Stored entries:
=-=-=

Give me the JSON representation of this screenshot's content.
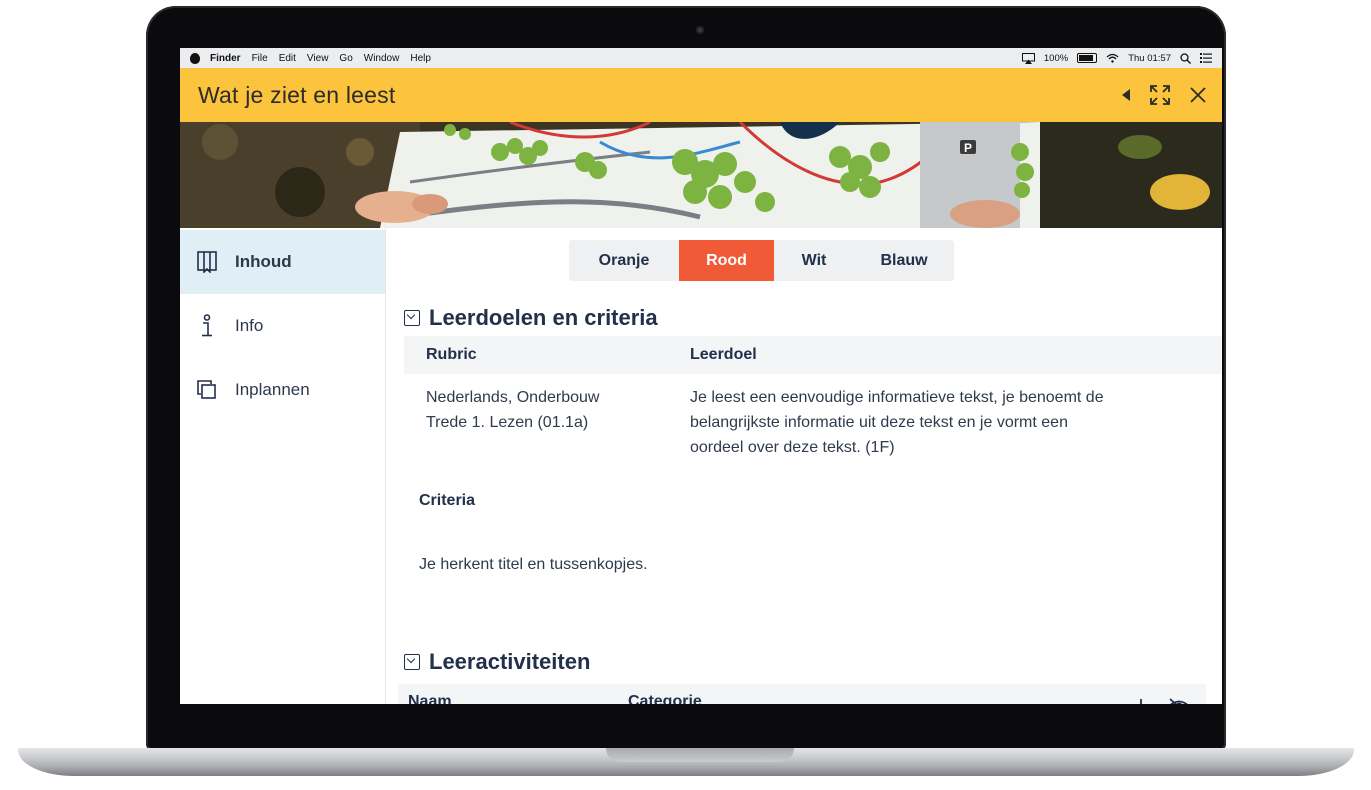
{
  "menubar": {
    "items": [
      "Finder",
      "File",
      "Edit",
      "View",
      "Go",
      "Window",
      "Help"
    ],
    "battery": "100%",
    "clock": "Thu 01:57"
  },
  "window": {
    "title": "Wat je ziet en leest"
  },
  "sidebar": {
    "items": [
      {
        "label": "Inhoud",
        "icon": "book-icon",
        "active": true
      },
      {
        "label": "Info",
        "icon": "info-icon",
        "active": false
      },
      {
        "label": "Inplannen",
        "icon": "copy-icon",
        "active": false
      }
    ]
  },
  "tabs": [
    {
      "label": "Oranje",
      "active": false
    },
    {
      "label": "Rood",
      "active": true
    },
    {
      "label": "Wit",
      "active": false
    },
    {
      "label": "Blauw",
      "active": false
    }
  ],
  "leerdoelen": {
    "heading": "Leerdoelen en criteria",
    "columns": {
      "rubric": "Rubric",
      "leerdoel": "Leerdoel"
    },
    "row": {
      "rubric_lines": [
        "Nederlands, Onderbouw",
        "Trede 1. Lezen (01.1a)"
      ],
      "leerdoel_lines": [
        "Je leest een eenvoudige informatieve tekst, je benoemt de",
        "belangrijkste informatie uit deze tekst en je vormt een",
        "oordeel over deze tekst. (1F)"
      ]
    },
    "criteria_heading": "Criteria",
    "criteria_text": "Je herkent titel en tussenkopjes."
  },
  "leeractiviteiten": {
    "heading": "Leeractiviteiten",
    "columns": {
      "naam": "Naam",
      "categorie": "Categorie"
    }
  },
  "colors": {
    "titlebar": "#fcc43c",
    "active_tab": "#f15a36",
    "sidebar_active": "#e0eef6",
    "text_dark": "#22304a"
  }
}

=-=-=

Scan the material above. Extract every line in which the word "deze" occurs.

■ Task answer
        "belangrijkste informatie uit deze tekst en je vormt een",
        "oordeel over deze tekst. (1F)"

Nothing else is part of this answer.